• WHAT THE TASK REQUIRES: Below are some records. Copy every line in them that holds "Korea自助行".

────────────────────

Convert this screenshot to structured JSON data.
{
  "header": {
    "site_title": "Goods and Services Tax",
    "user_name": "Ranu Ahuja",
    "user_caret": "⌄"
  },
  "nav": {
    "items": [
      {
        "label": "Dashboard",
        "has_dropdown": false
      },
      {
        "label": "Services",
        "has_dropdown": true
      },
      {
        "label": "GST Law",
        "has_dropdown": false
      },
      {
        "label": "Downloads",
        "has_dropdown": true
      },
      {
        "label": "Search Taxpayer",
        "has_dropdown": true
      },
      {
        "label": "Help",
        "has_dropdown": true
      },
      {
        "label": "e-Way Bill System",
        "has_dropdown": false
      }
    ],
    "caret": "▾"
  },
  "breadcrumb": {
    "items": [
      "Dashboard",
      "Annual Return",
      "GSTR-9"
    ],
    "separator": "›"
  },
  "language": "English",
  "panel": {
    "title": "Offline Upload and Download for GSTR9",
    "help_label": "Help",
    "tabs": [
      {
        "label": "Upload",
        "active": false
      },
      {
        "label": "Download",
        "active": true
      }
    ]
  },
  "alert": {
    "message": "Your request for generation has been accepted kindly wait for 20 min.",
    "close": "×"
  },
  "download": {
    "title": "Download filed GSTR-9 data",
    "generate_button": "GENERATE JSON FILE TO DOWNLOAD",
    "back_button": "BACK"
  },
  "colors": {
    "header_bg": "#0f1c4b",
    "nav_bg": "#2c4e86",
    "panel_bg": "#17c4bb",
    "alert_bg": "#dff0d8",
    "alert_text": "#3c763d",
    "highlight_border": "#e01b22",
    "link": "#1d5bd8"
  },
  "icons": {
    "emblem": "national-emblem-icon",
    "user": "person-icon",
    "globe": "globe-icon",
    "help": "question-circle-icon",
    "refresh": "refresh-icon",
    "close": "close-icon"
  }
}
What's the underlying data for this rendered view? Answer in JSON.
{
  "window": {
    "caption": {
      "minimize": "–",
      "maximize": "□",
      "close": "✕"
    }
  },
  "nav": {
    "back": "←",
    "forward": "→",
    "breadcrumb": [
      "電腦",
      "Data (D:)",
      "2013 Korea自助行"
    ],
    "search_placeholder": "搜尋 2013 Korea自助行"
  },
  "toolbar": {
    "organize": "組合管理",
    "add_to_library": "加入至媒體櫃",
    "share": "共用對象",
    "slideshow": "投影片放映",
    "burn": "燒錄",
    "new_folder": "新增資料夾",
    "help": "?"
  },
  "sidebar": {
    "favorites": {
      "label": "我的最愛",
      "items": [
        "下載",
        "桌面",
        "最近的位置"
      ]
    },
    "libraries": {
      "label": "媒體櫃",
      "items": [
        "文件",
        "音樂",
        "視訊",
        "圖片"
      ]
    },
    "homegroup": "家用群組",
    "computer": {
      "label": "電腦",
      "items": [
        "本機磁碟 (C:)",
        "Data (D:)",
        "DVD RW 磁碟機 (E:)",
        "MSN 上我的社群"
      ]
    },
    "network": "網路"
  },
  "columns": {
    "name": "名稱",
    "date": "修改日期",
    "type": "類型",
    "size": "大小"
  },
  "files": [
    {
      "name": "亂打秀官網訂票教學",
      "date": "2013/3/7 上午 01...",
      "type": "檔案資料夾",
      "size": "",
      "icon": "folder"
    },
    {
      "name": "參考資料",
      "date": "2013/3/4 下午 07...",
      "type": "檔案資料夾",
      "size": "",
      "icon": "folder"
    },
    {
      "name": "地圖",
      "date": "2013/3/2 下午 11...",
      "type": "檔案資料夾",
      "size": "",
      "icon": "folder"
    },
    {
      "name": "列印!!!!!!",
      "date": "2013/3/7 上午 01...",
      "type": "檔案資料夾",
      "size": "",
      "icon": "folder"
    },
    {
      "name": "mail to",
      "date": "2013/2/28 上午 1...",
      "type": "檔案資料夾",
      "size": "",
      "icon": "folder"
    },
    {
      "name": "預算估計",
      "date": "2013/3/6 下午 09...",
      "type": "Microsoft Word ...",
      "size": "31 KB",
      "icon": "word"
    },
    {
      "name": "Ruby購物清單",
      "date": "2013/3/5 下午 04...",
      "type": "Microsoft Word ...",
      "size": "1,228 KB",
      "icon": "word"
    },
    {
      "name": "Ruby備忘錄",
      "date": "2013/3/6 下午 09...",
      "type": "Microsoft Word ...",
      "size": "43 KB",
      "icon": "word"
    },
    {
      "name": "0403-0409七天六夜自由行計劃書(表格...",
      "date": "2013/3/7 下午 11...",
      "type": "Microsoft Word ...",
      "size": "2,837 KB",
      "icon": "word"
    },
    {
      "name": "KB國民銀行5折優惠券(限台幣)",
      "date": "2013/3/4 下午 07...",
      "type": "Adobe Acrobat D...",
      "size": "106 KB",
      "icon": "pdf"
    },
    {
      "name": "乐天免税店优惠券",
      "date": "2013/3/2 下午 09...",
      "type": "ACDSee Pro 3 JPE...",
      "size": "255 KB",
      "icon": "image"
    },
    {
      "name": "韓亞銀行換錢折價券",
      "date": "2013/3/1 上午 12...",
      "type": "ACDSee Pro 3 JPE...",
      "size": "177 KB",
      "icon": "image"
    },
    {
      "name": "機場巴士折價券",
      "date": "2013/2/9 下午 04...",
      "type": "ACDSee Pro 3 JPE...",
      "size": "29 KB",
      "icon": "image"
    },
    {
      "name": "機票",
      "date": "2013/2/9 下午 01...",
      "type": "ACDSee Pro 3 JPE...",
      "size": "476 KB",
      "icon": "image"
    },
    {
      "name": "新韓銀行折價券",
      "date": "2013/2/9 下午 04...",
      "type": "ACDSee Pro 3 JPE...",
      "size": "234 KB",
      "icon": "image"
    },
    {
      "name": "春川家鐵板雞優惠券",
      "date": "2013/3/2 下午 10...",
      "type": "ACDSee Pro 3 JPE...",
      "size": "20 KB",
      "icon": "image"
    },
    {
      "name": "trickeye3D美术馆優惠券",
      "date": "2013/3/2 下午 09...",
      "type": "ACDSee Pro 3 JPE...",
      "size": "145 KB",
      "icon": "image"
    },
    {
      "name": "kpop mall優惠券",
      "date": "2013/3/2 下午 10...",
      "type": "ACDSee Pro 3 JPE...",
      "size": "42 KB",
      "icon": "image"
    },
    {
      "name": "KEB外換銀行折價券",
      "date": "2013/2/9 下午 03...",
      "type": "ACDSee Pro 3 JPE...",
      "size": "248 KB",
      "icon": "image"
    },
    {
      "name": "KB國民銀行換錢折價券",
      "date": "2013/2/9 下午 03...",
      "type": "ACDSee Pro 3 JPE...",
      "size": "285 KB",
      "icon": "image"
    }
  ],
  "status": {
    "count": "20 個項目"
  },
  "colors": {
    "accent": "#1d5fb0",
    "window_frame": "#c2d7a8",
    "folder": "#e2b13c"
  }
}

────────────────────

• WORKED SOLUTION:
      "2013 Korea自助行"
    "search_placeholder": "搜尋 2013 Korea自助行"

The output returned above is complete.